Using the records below, give the number of lines where the word "zoho" appears, with no further output.

━━━ Provided records

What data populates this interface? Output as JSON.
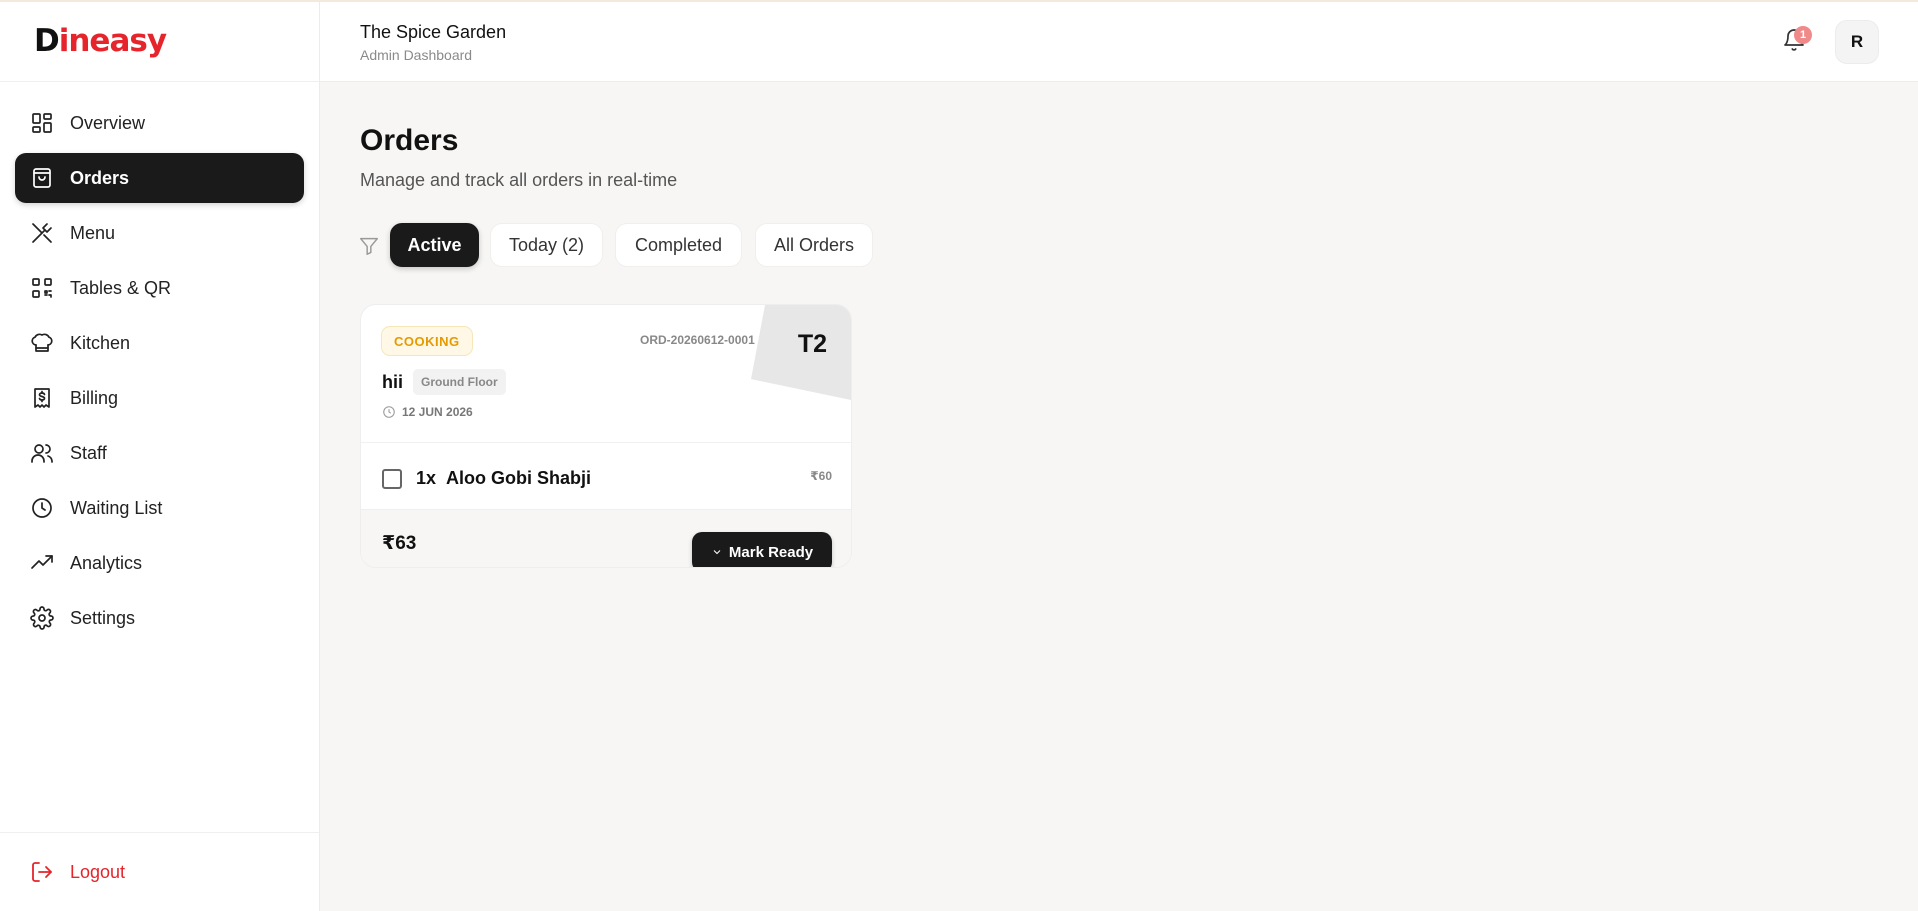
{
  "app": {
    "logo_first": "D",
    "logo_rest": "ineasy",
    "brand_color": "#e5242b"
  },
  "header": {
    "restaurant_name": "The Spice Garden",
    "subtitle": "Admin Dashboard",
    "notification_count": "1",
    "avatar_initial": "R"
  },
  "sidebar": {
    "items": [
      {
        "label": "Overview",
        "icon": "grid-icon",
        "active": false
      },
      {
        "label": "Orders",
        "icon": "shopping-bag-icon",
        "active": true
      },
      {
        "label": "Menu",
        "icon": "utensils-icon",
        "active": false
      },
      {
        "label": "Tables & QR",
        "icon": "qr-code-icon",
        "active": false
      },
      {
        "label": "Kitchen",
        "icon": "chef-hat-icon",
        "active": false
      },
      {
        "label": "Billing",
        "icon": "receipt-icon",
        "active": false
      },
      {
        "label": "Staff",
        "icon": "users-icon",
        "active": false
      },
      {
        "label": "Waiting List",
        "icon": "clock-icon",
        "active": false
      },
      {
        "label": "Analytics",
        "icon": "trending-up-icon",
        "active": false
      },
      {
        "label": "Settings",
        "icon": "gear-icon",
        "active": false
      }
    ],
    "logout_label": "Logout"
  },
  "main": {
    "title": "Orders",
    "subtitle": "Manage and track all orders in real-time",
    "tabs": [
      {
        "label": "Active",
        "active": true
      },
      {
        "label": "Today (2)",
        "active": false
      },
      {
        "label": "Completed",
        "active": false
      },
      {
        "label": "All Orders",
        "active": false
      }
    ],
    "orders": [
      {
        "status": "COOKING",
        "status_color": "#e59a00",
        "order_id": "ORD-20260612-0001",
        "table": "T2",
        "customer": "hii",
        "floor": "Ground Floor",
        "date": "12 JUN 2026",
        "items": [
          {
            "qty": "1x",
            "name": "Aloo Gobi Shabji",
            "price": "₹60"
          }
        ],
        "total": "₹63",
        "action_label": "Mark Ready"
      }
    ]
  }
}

━━━━━━
━━━ Provided records

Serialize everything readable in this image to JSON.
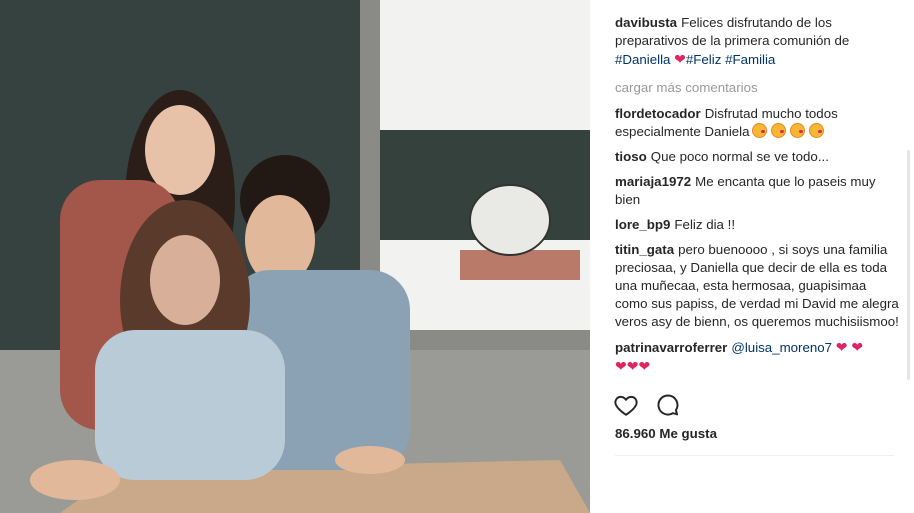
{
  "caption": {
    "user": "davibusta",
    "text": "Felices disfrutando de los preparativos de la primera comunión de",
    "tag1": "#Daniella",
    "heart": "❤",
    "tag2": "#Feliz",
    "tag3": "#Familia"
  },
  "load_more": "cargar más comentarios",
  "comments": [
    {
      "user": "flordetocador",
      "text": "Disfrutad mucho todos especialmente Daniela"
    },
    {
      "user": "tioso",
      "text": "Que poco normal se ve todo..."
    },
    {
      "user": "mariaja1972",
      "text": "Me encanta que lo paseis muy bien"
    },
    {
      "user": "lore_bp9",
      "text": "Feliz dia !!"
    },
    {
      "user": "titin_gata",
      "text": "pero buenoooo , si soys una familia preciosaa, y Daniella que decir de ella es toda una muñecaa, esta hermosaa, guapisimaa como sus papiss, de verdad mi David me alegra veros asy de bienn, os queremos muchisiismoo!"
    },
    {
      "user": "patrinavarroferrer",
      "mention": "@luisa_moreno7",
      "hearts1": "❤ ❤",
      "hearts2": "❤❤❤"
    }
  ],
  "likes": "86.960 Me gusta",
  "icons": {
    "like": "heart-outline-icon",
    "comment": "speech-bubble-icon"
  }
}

━━━━━━
━━━ Provided records

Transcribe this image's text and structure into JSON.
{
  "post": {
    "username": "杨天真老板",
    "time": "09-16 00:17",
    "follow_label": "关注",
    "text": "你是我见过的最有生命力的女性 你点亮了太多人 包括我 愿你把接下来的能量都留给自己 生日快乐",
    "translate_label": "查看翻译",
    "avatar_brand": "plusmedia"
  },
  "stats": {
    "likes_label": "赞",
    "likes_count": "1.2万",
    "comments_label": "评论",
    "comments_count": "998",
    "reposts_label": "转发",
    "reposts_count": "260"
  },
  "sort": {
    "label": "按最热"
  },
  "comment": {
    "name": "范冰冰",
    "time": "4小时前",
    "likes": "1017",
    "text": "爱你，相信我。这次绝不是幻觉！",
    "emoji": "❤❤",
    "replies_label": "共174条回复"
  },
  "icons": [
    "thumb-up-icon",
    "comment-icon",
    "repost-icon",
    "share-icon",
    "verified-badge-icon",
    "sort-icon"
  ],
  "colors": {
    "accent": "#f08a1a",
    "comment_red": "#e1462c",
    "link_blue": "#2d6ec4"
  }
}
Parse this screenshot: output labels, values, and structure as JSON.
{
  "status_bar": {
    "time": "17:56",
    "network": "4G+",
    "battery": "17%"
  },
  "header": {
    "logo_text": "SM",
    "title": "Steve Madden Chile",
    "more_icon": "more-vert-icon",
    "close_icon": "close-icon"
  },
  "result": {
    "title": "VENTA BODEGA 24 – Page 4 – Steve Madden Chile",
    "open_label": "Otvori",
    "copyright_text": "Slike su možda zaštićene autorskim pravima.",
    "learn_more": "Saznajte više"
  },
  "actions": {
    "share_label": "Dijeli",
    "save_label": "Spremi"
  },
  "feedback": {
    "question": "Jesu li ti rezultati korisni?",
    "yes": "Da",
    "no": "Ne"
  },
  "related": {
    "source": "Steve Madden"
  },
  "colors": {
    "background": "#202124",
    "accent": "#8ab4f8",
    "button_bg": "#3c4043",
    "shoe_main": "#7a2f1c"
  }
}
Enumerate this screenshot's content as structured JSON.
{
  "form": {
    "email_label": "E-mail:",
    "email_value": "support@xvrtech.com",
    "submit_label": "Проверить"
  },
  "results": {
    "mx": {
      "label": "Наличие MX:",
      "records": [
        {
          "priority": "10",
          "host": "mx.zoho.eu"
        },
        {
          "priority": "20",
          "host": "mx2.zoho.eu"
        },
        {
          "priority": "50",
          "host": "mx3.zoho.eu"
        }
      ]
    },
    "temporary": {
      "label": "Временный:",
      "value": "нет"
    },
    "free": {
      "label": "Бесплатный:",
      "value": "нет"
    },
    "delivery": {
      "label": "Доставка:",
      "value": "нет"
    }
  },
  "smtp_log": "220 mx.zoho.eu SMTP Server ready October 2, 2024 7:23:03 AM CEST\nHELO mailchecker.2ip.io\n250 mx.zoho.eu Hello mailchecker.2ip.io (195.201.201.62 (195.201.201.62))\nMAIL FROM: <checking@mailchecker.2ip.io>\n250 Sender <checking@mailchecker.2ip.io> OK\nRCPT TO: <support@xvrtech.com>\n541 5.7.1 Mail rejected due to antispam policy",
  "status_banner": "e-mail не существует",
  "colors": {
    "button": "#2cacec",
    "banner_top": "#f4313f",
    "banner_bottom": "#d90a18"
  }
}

━━━━━━

Task response
4